Data entries for graphics —
□ □ □
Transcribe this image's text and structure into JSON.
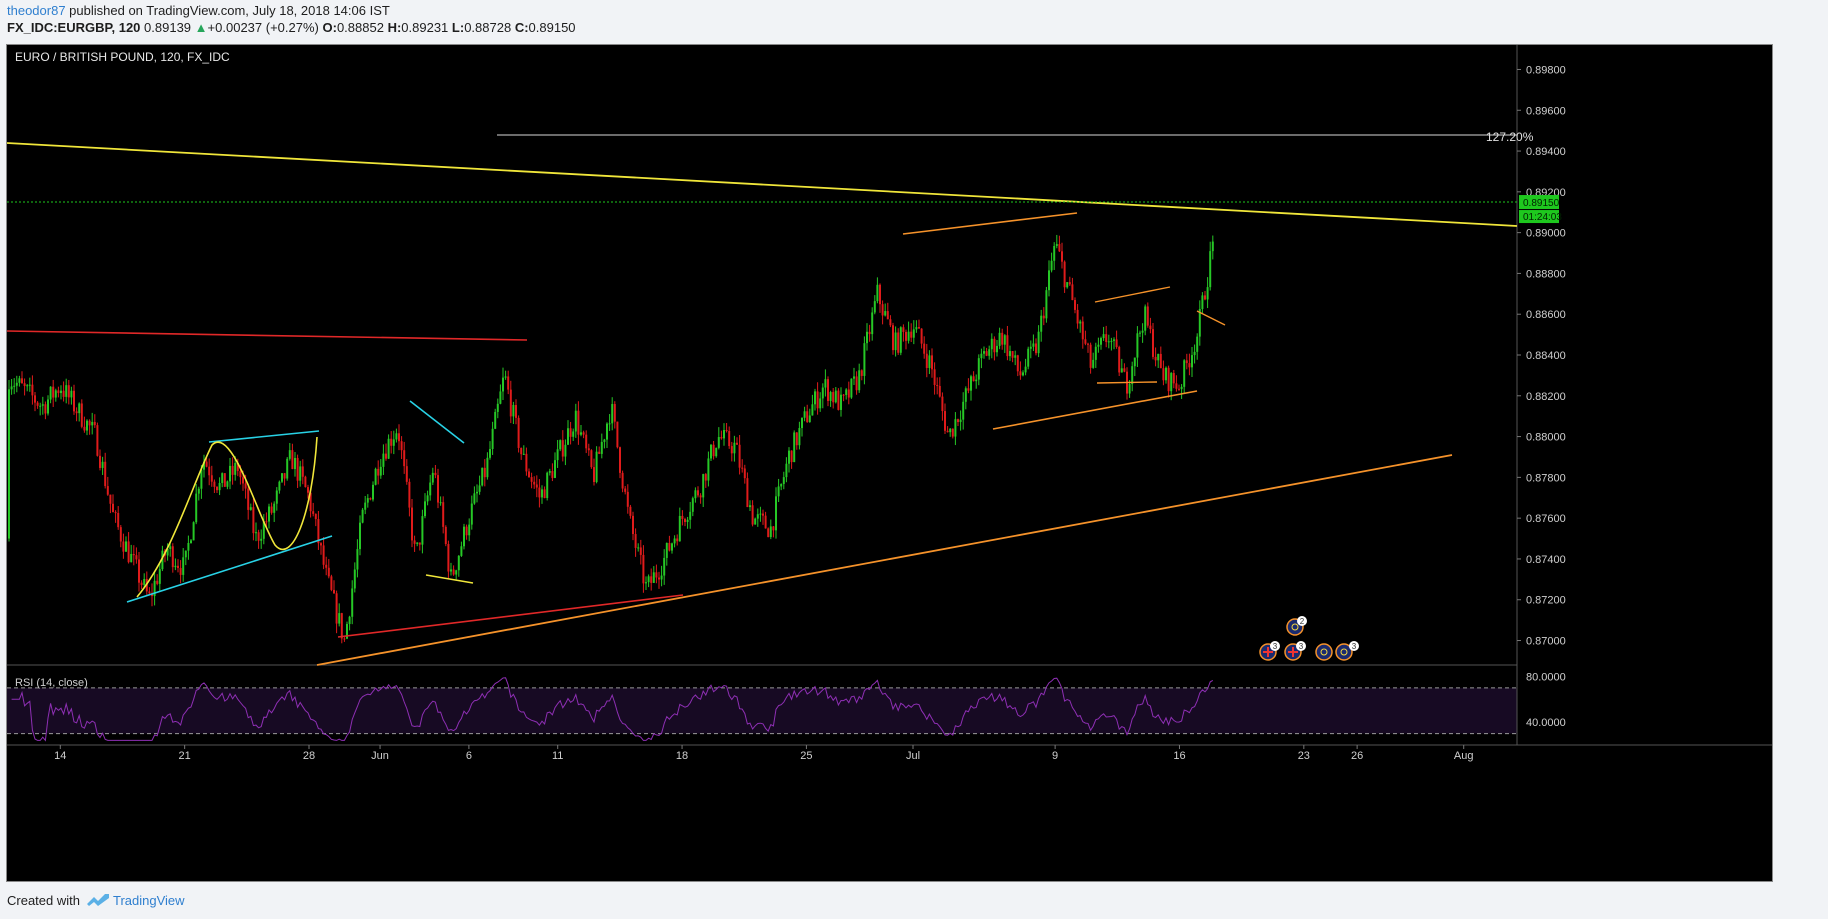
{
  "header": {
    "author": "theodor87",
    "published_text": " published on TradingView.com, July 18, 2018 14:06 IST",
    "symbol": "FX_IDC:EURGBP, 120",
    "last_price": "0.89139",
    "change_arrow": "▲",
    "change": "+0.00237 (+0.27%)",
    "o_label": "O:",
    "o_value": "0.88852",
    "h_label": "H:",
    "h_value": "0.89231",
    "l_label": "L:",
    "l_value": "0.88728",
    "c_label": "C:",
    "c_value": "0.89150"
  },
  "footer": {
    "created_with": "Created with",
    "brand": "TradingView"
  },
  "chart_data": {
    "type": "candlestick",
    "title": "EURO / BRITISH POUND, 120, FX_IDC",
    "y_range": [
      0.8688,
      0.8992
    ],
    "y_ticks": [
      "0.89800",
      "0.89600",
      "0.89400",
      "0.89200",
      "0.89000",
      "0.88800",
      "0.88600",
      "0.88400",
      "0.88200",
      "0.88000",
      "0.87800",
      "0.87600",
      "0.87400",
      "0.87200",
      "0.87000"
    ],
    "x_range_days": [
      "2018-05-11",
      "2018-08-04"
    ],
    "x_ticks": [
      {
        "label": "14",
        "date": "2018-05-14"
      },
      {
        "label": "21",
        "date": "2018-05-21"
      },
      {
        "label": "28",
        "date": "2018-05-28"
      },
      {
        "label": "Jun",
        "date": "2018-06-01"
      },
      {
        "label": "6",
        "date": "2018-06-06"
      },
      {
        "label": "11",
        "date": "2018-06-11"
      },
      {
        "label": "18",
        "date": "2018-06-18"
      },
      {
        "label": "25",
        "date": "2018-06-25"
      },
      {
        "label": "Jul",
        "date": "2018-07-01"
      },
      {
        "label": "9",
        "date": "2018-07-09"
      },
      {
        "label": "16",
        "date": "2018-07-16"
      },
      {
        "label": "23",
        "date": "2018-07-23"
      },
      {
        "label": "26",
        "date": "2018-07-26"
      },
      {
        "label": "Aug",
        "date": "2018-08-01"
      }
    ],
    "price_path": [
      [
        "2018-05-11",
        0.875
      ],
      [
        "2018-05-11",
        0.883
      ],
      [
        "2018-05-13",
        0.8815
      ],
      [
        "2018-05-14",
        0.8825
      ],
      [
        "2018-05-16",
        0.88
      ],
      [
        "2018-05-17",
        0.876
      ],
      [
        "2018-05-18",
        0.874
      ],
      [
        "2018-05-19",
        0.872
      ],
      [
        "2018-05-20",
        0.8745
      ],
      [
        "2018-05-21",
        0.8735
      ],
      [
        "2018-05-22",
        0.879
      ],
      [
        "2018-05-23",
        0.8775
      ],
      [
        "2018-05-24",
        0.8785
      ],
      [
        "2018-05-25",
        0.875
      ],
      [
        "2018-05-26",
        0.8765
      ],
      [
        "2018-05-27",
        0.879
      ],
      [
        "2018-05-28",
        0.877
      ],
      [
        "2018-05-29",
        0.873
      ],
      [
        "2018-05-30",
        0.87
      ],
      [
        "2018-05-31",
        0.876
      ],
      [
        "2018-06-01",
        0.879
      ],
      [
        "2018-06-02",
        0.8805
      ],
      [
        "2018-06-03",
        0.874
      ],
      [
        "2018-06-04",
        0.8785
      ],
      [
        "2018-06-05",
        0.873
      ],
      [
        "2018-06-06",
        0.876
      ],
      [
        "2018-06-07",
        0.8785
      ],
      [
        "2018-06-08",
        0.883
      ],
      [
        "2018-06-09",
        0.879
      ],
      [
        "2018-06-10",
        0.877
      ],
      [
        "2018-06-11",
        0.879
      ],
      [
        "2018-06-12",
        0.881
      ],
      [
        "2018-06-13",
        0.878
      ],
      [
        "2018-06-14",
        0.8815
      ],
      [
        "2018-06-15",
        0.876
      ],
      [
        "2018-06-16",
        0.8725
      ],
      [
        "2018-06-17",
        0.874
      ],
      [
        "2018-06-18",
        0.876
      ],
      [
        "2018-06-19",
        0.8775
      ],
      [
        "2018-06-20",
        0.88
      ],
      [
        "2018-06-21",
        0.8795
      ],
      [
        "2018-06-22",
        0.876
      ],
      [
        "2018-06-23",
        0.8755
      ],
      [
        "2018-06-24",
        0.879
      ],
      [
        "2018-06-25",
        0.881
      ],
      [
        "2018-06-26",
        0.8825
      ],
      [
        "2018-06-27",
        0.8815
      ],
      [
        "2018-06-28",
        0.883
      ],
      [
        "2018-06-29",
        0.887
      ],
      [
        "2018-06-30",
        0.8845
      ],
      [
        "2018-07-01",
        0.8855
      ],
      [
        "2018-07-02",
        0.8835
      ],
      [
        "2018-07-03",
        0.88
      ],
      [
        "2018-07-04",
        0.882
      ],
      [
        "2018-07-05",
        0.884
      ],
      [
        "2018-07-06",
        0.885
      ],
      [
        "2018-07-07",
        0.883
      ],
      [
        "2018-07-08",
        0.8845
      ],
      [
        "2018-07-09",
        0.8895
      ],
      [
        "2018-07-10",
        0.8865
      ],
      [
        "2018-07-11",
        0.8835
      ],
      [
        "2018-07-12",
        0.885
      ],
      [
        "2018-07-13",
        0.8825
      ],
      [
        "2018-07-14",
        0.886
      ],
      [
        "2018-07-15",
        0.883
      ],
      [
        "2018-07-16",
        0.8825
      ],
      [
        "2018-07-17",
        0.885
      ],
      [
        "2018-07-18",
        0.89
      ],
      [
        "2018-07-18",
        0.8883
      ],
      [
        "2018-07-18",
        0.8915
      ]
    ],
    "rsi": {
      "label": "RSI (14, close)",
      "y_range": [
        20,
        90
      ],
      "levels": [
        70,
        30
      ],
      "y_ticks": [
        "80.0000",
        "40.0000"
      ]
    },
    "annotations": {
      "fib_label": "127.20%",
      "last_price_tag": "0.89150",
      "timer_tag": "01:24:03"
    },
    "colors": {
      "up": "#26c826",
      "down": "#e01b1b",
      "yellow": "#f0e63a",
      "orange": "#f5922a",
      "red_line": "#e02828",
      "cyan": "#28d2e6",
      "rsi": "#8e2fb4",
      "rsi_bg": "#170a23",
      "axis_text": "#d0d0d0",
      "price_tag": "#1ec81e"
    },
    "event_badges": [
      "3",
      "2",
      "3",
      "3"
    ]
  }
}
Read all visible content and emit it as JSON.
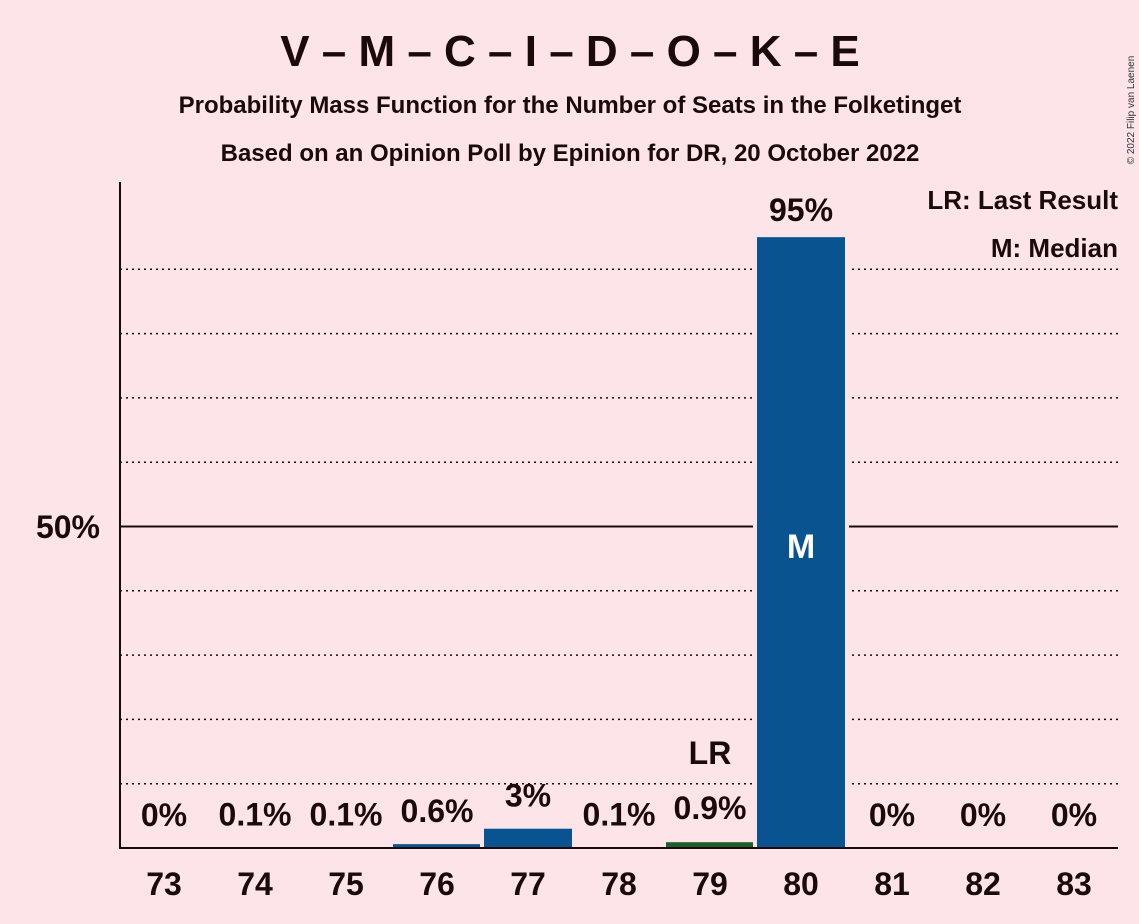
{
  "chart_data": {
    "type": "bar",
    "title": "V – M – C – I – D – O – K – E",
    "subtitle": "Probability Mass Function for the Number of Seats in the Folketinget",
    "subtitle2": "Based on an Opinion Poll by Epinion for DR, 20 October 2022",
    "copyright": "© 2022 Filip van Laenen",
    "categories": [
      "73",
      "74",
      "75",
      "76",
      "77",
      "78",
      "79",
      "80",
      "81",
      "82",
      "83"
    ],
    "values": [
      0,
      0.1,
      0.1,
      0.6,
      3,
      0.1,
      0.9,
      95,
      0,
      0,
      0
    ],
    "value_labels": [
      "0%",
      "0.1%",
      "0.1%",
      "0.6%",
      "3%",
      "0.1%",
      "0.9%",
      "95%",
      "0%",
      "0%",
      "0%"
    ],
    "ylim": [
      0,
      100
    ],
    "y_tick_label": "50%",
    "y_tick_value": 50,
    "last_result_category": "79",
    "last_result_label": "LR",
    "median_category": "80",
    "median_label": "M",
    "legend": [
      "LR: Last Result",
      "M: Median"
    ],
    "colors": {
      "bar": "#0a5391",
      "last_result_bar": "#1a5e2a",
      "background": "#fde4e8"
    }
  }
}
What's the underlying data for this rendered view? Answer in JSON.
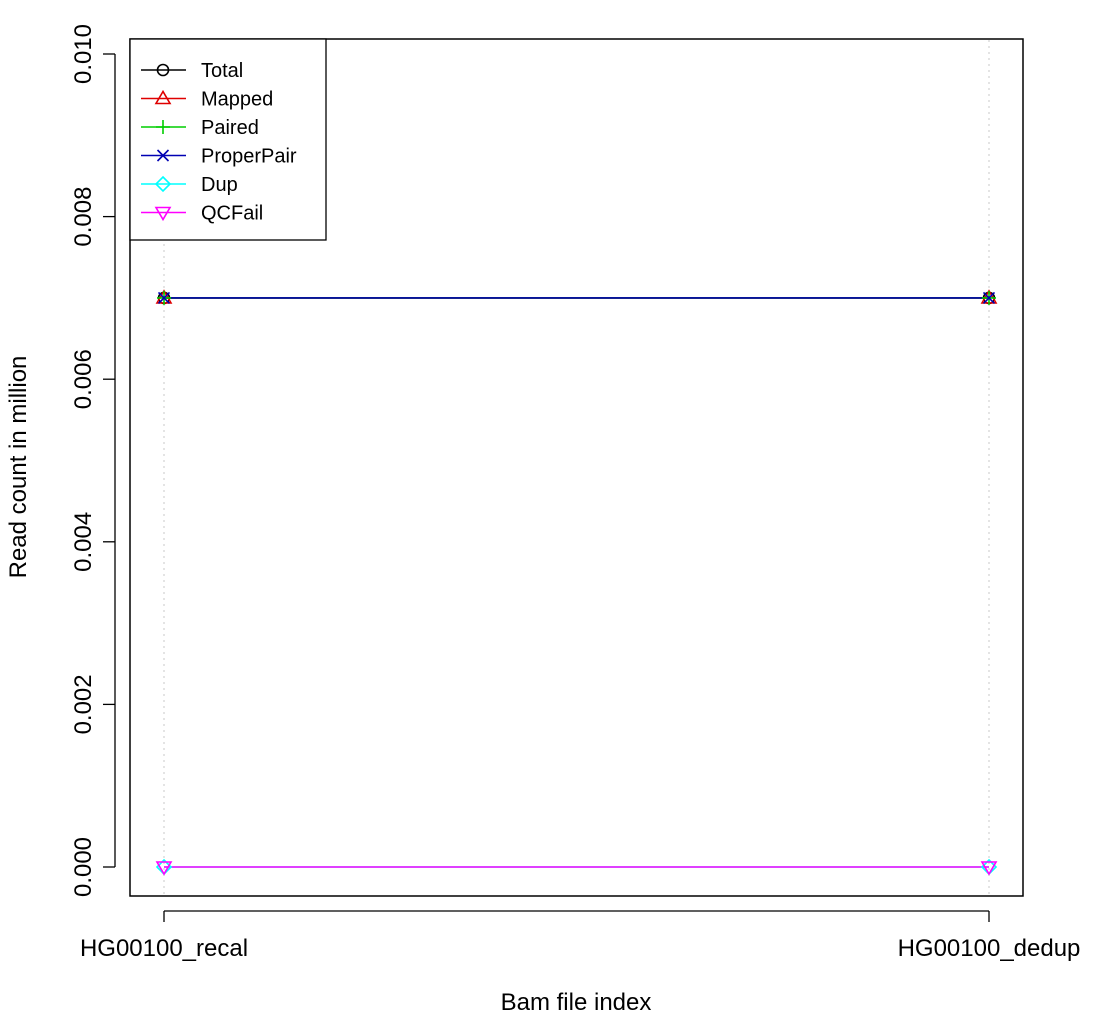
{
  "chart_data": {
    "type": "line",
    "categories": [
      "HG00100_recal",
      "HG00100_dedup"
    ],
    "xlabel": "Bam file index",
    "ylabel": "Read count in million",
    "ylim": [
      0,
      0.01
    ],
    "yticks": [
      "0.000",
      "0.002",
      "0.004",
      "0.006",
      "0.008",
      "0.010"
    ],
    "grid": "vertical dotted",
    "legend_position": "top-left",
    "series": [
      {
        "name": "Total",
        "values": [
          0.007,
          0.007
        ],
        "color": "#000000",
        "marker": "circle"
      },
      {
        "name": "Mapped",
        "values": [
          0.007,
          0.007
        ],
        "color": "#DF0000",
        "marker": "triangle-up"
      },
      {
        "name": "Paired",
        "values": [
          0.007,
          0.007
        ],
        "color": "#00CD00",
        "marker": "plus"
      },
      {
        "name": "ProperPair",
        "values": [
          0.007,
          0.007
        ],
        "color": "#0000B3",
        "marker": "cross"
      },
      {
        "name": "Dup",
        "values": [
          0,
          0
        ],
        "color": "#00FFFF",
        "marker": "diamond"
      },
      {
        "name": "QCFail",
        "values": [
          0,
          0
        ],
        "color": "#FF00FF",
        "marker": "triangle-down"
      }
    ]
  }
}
□ □ □
What you are asked to do — Of the lines in this listing, report how many contain the string "Read", and give the number only.

Solved problem — 2